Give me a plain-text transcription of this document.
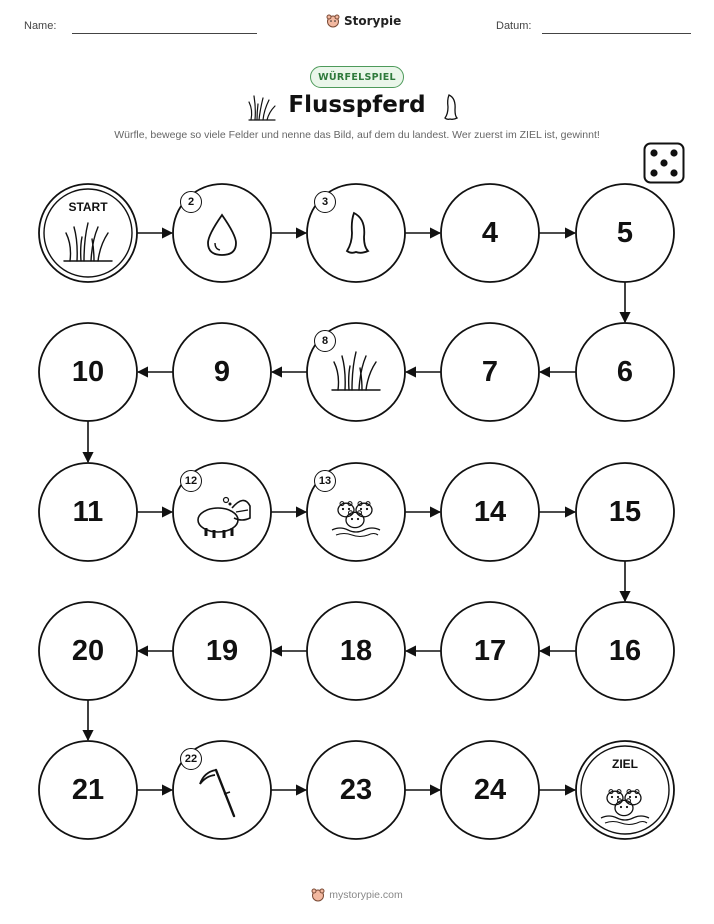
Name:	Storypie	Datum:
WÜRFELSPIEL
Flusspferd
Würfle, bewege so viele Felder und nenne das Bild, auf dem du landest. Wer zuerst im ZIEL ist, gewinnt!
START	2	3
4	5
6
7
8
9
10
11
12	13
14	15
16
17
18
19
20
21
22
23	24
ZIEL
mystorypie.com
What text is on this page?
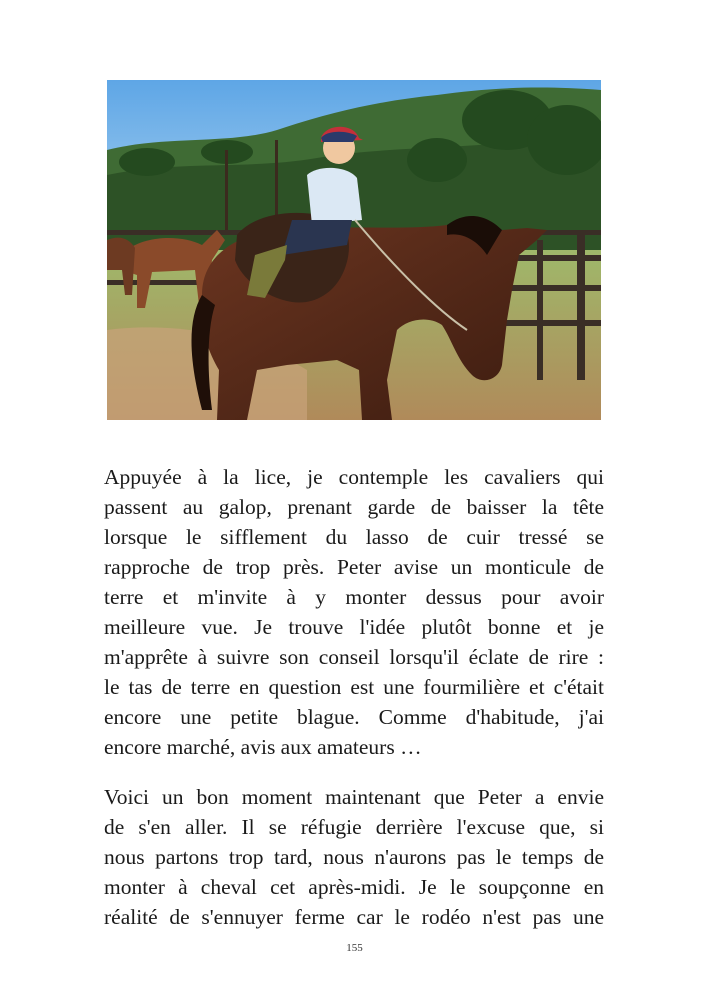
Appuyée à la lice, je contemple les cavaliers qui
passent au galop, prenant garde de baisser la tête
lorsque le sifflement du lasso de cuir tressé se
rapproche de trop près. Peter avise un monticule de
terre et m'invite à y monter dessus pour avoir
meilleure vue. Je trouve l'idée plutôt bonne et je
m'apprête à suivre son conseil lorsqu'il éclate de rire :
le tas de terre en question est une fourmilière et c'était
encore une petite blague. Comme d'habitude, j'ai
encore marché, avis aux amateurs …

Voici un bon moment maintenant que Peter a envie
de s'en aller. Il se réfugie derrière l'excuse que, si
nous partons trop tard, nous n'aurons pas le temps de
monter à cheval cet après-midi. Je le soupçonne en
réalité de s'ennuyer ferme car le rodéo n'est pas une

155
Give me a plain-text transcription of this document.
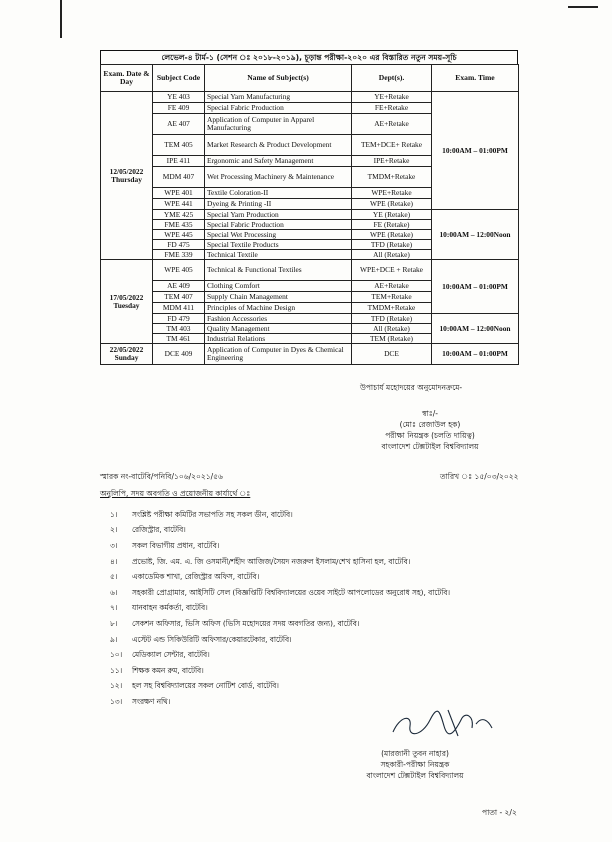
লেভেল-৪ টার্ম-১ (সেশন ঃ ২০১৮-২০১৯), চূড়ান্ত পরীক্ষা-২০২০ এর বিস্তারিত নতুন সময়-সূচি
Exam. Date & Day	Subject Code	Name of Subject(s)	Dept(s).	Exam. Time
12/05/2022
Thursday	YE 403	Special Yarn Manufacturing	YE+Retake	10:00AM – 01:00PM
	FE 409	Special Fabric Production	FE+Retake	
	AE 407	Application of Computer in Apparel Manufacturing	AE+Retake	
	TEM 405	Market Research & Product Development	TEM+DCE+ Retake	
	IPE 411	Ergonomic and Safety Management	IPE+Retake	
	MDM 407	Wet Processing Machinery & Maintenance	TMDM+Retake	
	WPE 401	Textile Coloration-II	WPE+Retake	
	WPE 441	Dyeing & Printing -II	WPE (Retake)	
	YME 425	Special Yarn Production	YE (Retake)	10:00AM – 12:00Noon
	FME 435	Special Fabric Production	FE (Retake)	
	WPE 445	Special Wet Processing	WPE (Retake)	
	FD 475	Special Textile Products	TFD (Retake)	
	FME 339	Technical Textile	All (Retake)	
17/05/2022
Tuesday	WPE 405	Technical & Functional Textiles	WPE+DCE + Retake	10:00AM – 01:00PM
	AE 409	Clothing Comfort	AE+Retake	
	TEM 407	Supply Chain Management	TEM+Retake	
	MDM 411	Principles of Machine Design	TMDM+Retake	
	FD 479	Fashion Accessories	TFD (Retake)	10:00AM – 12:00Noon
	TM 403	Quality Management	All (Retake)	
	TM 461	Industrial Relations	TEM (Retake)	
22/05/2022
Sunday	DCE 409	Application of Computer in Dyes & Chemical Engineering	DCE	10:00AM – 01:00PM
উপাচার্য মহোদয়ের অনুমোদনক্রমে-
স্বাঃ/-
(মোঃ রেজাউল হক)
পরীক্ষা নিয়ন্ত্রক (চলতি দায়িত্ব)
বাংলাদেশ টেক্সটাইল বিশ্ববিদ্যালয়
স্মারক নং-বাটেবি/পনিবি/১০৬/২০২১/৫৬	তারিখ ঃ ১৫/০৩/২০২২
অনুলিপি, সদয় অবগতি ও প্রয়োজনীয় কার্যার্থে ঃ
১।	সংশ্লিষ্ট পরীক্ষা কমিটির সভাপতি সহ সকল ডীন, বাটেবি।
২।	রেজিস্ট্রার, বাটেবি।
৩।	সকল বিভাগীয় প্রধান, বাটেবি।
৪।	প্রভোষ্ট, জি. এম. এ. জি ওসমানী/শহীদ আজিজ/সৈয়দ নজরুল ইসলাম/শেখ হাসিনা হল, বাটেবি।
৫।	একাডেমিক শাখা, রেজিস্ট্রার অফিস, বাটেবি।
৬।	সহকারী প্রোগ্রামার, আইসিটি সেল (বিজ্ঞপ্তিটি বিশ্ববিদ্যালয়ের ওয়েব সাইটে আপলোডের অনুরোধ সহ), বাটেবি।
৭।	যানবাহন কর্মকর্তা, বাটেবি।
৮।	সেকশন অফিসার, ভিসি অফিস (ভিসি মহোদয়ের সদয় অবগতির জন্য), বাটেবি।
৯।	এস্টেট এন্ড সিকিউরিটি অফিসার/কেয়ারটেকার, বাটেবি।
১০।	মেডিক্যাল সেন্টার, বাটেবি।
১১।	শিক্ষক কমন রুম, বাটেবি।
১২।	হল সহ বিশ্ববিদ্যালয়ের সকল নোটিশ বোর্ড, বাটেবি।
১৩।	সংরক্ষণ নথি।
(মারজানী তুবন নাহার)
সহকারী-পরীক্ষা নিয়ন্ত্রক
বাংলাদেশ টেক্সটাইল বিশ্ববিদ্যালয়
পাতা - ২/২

┄┄┄┄┄┄

Gather up the lines that contain the word "Computer".

▸ Output of the task
	AE 407	Application of Computer in Apparel Manufacturing	AE+Retake	
Sunday	DCE 409	Application of Computer in Dyes & Chemical Engineering	DCE	10:00AM – 01:00PM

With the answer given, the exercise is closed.